What is expected -
Please quote every line word for word.

Supplied records -
*****

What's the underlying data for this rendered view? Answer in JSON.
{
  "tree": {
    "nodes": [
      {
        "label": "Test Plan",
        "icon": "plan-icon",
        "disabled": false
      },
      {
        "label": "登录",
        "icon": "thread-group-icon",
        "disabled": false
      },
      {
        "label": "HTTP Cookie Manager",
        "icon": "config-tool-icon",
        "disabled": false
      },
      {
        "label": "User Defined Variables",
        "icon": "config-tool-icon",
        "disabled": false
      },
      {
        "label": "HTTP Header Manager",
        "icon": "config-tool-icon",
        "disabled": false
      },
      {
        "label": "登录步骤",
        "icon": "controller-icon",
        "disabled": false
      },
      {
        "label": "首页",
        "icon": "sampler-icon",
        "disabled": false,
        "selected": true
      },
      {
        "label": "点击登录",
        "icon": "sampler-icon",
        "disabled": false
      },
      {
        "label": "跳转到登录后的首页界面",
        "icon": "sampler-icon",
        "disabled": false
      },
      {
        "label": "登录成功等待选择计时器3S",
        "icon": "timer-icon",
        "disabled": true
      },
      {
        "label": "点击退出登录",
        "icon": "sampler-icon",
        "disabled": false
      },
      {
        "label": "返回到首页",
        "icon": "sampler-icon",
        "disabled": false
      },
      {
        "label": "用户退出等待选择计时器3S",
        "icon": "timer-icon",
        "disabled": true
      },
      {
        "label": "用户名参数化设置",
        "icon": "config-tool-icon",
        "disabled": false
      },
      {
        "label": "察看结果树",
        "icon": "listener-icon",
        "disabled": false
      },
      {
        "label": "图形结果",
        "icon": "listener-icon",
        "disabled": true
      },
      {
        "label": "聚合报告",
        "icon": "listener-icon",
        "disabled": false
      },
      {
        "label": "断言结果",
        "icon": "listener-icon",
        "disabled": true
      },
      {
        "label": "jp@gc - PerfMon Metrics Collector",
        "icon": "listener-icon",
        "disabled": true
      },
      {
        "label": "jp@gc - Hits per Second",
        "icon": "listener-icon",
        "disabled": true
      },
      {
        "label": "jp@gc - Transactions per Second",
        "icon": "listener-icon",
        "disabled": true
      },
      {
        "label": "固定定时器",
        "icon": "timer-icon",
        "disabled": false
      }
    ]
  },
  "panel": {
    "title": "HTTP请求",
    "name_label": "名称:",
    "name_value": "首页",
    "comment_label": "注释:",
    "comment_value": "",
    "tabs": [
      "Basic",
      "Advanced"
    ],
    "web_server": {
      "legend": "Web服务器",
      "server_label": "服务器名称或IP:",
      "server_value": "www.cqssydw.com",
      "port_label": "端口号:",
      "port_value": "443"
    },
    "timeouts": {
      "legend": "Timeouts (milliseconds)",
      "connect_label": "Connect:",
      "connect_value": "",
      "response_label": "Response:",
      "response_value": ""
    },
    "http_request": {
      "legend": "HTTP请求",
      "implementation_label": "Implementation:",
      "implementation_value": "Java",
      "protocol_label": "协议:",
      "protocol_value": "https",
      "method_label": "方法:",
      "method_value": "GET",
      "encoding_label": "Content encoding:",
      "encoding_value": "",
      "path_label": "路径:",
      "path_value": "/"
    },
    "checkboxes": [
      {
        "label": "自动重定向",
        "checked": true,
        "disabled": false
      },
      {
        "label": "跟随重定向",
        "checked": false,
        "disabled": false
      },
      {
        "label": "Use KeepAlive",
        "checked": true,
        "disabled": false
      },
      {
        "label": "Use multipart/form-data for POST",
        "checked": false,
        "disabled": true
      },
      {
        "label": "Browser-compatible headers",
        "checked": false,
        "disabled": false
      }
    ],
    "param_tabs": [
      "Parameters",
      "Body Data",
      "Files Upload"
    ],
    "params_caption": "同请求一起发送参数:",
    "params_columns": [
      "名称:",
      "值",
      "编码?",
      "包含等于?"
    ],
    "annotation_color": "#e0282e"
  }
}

*****

Result -
What's the underlying data for this rendered view? Answer in JSON.
{
  "tree": {
    "nodes": [
      {
        "label": "Test Plan",
        "icon": "plan-icon",
        "disabled": false
      },
      {
        "label": "登录",
        "icon": "thread-group-icon",
        "disabled": false
      },
      {
        "label": "HTTP Cookie Manager",
        "icon": "config-tool-icon",
        "disabled": false
      },
      {
        "label": "User Defined Variables",
        "icon": "config-tool-icon",
        "disabled": false
      },
      {
        "label": "HTTP Header Manager",
        "icon": "config-tool-icon",
        "disabled": false
      },
      {
        "label": "登录步骤",
        "icon": "controller-icon",
        "disabled": false
      },
      {
        "label": "首页",
        "icon": "sampler-icon",
        "disabled": false,
        "selected": true
      },
      {
        "label": "点击登录",
        "icon": "sampler-icon",
        "disabled": false
      },
      {
        "label": "跳转到登录后的首页界面",
        "icon": "sampler-icon",
        "disabled": false
      },
      {
        "label": "登录成功等待选择计时器3S",
        "icon": "timer-icon",
        "disabled": true
      },
      {
        "label": "点击退出登录",
        "icon": "sampler-icon",
        "disabled": false
      },
      {
        "label": "返回到首页",
        "icon": "sampler-icon",
        "disabled": false
      },
      {
        "label": "用户退出等待选择计时器3S",
        "icon": "timer-icon",
        "disabled": true
      },
      {
        "label": "用户名参数化设置",
        "icon": "config-tool-icon",
        "disabled": false
      },
      {
        "label": "察看结果树",
        "icon": "listener-icon",
        "disabled": false
      },
      {
        "label": "图形结果",
        "icon": "listener-icon",
        "disabled": true
      },
      {
        "label": "聚合报告",
        "icon": "listener-icon",
        "disabled": false
      },
      {
        "label": "断言结果",
        "icon": "listener-icon",
        "disabled": true
      },
      {
        "label": "jp@gc - PerfMon Metrics Collector",
        "icon": "listener-icon",
        "disabled": true
      },
      {
        "label": "jp@gc - Hits per Second",
        "icon": "listener-icon",
        "disabled": true
      },
      {
        "label": "jp@gc - Transactions per Second",
        "icon": "listener-icon",
        "disabled": true
      },
      {
        "label": "固定定时器",
        "icon": "timer-icon",
        "disabled": false
      }
    ]
  },
  "panel": {
    "title": "HTTP请求",
    "name_label": "名称:",
    "name_value": "首页",
    "comment_label": "注释:",
    "comment_value": "",
    "tabs": [
      "Basic",
      "Advanced"
    ],
    "web_server": {
      "legend": "Web服务器",
      "server_label": "服务器名称或IP:",
      "server_value": "www.cqssydw.com",
      "port_label": "端口号:",
      "port_value": "443"
    },
    "timeouts": {
      "legend": "Timeouts (milliseconds)",
      "connect_label": "Connect:",
      "connect_value": "",
      "response_label": "Response:",
      "response_value": ""
    },
    "http_request": {
      "legend": "HTTP请求",
      "implementation_label": "Implementation:",
      "implementation_value": "Java",
      "protocol_label": "协议:",
      "protocol_value": "https",
      "method_label": "方法:",
      "method_value": "GET",
      "encoding_label": "Content encoding:",
      "encoding_value": "",
      "path_label": "路径:",
      "path_value": "/"
    },
    "checkboxes": [
      {
        "label": "自动重定向",
        "checked": true,
        "disabled": false
      },
      {
        "label": "跟随重定向",
        "checked": false,
        "disabled": false
      },
      {
        "label": "Use KeepAlive",
        "checked": true,
        "disabled": false
      },
      {
        "label": "Use multipart/form-data for POST",
        "checked": false,
        "disabled": true
      },
      {
        "label": "Browser-compatible headers",
        "checked": false,
        "disabled": false
      }
    ],
    "param_tabs": [
      "Parameters",
      "Body Data",
      "Files Upload"
    ],
    "params_caption": "同请求一起发送参数:",
    "params_columns": [
      "名称:",
      "值",
      "编码?",
      "包含等于?"
    ],
    "annotation_color": "#e0282e"
  }
}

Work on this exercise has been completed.